» **Tarefa a realizar**
Reproduza o trecho que começa na linha que contém "Identify all the" e termina na linha que contém "688, 325, 704]", trocando "card-corner-fade" por "card-corner-shadow" e mantendo todo o resto inalterado.

» **Material**
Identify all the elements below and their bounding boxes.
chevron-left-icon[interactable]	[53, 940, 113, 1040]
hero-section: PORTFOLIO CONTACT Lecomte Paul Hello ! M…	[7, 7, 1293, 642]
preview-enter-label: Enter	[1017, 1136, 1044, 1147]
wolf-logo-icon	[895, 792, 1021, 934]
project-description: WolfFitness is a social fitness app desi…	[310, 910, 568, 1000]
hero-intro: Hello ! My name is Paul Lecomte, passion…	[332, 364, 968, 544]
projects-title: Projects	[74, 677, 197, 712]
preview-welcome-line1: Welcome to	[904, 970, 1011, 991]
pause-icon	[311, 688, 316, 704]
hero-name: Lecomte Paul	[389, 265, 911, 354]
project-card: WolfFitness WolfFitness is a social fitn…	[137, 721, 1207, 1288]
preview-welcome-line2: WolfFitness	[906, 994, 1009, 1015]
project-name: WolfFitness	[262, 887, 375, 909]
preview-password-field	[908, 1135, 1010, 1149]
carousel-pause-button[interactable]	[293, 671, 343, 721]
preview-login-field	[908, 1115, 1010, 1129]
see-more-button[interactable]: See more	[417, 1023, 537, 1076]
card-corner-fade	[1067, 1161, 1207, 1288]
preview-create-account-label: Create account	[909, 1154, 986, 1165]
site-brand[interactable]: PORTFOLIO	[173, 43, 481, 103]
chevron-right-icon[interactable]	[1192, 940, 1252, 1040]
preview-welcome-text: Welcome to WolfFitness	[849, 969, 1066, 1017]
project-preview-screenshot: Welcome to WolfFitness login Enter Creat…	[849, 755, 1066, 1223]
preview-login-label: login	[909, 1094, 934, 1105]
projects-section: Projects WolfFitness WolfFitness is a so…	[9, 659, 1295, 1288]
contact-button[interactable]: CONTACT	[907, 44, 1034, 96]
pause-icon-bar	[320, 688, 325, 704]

--

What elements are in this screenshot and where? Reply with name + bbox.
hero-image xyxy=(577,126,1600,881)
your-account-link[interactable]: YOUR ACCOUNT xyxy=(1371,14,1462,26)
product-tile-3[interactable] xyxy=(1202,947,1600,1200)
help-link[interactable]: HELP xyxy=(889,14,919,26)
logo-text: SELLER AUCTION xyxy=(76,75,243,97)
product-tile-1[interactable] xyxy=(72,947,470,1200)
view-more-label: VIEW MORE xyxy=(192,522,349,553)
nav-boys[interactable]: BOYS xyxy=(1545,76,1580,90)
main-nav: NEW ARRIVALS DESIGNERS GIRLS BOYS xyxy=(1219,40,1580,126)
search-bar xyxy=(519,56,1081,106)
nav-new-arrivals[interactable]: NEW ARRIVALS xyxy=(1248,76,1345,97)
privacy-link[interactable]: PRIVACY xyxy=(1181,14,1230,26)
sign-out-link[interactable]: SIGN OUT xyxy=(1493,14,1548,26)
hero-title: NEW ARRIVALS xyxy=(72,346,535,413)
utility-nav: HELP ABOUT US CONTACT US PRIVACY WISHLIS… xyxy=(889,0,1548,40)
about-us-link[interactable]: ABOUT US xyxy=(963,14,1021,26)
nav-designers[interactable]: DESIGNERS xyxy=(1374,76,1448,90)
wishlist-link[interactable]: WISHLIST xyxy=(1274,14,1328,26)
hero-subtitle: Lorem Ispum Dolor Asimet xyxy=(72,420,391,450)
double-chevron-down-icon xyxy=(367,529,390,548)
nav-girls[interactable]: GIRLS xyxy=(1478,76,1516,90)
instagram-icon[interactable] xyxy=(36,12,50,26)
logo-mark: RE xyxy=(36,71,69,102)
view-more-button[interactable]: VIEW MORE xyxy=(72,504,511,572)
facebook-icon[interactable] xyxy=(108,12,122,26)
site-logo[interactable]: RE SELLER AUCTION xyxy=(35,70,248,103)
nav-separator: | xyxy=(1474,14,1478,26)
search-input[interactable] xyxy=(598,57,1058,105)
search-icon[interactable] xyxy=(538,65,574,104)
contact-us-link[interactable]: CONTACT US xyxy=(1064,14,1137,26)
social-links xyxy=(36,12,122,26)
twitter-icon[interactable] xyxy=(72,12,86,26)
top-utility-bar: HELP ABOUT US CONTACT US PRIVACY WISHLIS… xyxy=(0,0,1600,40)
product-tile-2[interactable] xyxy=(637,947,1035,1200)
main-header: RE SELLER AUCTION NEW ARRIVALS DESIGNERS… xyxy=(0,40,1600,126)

...

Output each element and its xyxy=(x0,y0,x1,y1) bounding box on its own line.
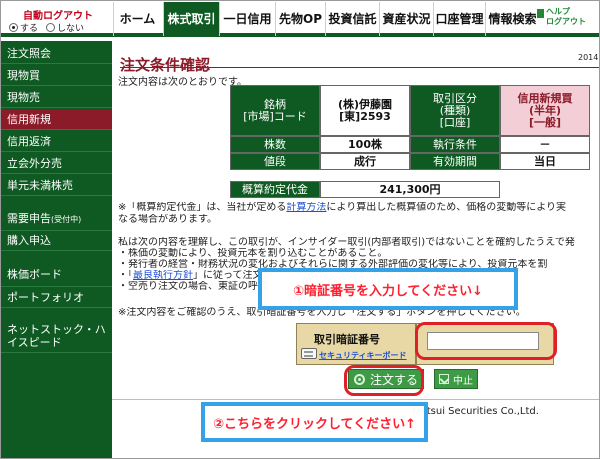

» **Resposta**
Identify all the elements below and their bounding boxes.
chevron-left-icon[interactable]	[53, 940, 113, 1040]
hero-section: PORTFOLIO CONTACT Lecomte Paul Hello ! M…	[7, 7, 1293, 642]
preview-enter-label: Enter	[1017, 1136, 1044, 1147]
wolf-logo-icon	[895, 792, 1021, 934]
project-description: WolfFitness is a social fitness app desi…	[310, 910, 568, 1000]
hero-intro: Hello ! My name is Paul Lecomte, passion…	[332, 364, 968, 544]
projects-title: Projects	[74, 677, 197, 712]
preview-welcome-line1: Welcome to	[904, 970, 1011, 991]
pause-icon	[311, 688, 316, 704]
hero-name: Lecomte Paul	[389, 265, 911, 354]
project-card: WolfFitness WolfFitness is a social fitn…	[137, 721, 1207, 1288]
preview-welcome-line2: WolfFitness	[906, 994, 1009, 1015]
project-name: WolfFitness	[262, 887, 375, 909]
preview-password-field	[908, 1135, 1010, 1149]
carousel-pause-button[interactable]	[293, 671, 343, 721]
preview-login-field	[908, 1115, 1010, 1129]
see-more-button[interactable]: See more	[417, 1023, 537, 1076]
card-corner-shadow	[1067, 1161, 1207, 1288]
preview-create-account-label: Create account	[909, 1154, 986, 1165]
site-brand[interactable]: PORTFOLIO	[173, 43, 481, 103]
chevron-right-icon[interactable]	[1192, 940, 1252, 1040]
preview-welcome-text: Welcome to WolfFitness	[849, 969, 1066, 1017]
project-preview-screenshot: Welcome to WolfFitness login Enter Creat…	[849, 755, 1066, 1223]
preview-login-label: login	[909, 1094, 934, 1105]
projects-section: Projects WolfFitness WolfFitness is a so…	[9, 659, 1295, 1288]
contact-button[interactable]: CONTACT	[907, 44, 1034, 96]
pause-icon-bar	[320, 688, 325, 704]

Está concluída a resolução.